→ **Collection entries**:
----------

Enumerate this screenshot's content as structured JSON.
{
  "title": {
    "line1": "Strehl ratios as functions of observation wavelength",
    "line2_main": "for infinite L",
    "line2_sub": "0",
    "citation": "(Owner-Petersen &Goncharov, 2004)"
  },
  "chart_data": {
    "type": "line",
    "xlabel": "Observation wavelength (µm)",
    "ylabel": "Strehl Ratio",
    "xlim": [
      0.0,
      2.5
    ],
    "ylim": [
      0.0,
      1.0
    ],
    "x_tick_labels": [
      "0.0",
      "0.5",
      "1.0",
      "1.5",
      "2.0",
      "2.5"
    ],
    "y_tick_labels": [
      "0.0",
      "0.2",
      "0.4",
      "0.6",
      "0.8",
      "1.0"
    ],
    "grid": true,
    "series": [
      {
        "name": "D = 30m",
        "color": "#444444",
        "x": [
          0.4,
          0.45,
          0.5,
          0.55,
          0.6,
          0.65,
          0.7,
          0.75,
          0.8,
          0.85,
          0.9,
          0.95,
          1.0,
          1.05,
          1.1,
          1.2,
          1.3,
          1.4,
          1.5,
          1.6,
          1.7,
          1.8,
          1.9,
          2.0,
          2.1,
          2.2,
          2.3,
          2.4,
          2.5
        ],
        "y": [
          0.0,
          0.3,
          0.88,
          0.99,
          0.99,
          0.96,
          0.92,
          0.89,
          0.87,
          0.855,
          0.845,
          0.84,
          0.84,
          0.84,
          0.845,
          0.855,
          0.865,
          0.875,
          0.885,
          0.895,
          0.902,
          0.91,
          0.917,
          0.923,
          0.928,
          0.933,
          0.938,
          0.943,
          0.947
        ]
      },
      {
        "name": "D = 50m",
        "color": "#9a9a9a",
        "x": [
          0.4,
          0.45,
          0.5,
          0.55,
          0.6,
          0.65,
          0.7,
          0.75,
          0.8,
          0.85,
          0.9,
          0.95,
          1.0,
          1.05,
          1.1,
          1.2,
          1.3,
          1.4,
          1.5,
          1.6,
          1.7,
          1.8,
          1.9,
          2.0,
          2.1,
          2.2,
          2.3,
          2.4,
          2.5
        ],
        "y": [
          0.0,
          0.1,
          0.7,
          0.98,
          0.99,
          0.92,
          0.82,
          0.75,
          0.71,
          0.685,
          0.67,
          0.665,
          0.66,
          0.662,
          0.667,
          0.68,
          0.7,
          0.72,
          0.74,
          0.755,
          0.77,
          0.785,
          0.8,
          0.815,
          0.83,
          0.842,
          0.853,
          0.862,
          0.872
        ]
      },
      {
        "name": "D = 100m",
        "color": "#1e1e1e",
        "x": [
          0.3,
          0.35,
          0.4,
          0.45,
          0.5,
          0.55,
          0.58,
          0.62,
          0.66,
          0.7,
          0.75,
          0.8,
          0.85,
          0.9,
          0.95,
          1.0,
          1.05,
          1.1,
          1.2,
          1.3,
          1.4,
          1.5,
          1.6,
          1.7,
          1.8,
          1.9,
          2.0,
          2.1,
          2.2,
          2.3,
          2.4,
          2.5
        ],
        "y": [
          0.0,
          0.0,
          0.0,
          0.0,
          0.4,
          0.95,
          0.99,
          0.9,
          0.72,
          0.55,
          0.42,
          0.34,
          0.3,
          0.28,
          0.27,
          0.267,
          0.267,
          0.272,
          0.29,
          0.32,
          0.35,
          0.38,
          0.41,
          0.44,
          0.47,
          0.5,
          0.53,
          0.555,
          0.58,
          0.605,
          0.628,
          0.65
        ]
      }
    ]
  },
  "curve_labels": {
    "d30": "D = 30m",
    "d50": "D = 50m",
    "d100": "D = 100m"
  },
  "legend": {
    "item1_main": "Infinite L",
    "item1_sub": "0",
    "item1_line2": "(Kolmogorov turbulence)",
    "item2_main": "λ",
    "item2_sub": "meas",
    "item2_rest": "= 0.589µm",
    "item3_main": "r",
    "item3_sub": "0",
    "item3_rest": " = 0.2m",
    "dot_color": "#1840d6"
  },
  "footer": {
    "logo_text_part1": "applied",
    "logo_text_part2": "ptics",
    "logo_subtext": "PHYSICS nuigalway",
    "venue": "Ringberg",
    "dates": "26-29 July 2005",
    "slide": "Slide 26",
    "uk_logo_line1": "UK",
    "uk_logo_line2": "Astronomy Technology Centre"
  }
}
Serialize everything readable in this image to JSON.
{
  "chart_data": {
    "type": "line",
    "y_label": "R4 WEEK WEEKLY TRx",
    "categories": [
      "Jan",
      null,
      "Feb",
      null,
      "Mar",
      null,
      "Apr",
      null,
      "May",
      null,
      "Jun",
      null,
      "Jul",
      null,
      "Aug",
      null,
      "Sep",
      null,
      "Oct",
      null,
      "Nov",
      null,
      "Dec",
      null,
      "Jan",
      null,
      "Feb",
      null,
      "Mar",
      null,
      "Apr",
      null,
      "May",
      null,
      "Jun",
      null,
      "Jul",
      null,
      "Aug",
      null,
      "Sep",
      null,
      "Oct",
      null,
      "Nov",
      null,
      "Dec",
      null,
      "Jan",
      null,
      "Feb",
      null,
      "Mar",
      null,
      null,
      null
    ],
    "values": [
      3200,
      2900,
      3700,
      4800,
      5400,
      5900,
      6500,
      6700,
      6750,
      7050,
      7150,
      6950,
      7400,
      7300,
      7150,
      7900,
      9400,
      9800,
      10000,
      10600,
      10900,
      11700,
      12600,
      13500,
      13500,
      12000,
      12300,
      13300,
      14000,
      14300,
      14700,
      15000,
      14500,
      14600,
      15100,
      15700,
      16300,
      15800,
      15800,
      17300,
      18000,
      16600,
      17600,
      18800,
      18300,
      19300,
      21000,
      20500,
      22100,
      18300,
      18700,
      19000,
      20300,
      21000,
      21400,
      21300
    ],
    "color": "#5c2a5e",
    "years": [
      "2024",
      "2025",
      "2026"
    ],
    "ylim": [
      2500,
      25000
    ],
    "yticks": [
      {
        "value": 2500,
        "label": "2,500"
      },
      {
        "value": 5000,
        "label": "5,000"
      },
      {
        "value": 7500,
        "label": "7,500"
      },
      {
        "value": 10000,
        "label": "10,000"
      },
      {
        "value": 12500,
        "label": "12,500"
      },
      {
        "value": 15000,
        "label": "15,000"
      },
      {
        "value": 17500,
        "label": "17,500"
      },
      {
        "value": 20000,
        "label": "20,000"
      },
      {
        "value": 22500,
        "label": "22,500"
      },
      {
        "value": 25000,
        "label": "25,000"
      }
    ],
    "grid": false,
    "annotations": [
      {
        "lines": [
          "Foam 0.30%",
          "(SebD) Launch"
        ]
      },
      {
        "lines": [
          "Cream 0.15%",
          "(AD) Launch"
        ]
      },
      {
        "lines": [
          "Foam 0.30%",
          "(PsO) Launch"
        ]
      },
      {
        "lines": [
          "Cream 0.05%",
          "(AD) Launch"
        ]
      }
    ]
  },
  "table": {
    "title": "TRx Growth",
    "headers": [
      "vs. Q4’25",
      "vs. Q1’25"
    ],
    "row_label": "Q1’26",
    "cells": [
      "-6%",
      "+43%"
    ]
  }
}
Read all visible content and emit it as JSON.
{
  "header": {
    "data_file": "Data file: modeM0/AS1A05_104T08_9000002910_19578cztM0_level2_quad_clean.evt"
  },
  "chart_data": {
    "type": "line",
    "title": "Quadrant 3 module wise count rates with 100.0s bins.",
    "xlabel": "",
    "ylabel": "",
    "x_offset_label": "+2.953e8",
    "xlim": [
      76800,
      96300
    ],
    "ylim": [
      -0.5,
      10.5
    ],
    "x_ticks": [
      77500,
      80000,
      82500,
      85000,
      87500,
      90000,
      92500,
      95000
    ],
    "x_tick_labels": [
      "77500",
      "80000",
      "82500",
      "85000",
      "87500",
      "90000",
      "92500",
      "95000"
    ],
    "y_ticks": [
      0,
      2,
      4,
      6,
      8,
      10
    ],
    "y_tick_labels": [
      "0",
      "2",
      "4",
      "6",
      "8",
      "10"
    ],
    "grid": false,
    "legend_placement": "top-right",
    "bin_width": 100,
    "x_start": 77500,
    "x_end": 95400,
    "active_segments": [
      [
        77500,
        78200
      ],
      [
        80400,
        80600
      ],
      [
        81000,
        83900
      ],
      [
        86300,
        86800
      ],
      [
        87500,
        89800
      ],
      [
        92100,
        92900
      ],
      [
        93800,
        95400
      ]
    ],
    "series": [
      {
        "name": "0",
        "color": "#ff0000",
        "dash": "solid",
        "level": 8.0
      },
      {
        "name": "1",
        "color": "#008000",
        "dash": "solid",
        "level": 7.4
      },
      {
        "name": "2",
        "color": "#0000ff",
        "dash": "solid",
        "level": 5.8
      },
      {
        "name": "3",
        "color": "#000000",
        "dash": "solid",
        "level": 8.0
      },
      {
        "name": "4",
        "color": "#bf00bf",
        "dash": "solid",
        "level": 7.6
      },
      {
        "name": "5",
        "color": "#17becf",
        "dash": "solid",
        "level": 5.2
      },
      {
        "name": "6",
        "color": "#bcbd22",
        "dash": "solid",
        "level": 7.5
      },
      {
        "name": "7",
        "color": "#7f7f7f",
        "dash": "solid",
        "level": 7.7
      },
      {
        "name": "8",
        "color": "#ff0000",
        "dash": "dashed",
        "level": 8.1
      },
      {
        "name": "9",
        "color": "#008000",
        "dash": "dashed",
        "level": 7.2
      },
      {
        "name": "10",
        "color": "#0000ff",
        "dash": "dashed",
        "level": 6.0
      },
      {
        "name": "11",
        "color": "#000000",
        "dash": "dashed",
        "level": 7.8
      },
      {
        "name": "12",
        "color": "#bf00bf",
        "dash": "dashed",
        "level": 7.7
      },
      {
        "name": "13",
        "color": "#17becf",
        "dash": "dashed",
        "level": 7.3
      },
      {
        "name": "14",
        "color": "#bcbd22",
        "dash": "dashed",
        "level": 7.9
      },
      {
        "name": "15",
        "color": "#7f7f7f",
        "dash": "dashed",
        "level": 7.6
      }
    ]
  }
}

----------

→ **PROBLEM DESCRIPTION**: Go through the material above and copy each line that has the word "content".

→ **RESPONSE**:
Enumerate this screenshot's content as structured JSON.
Read all visible content and emit it as JSON.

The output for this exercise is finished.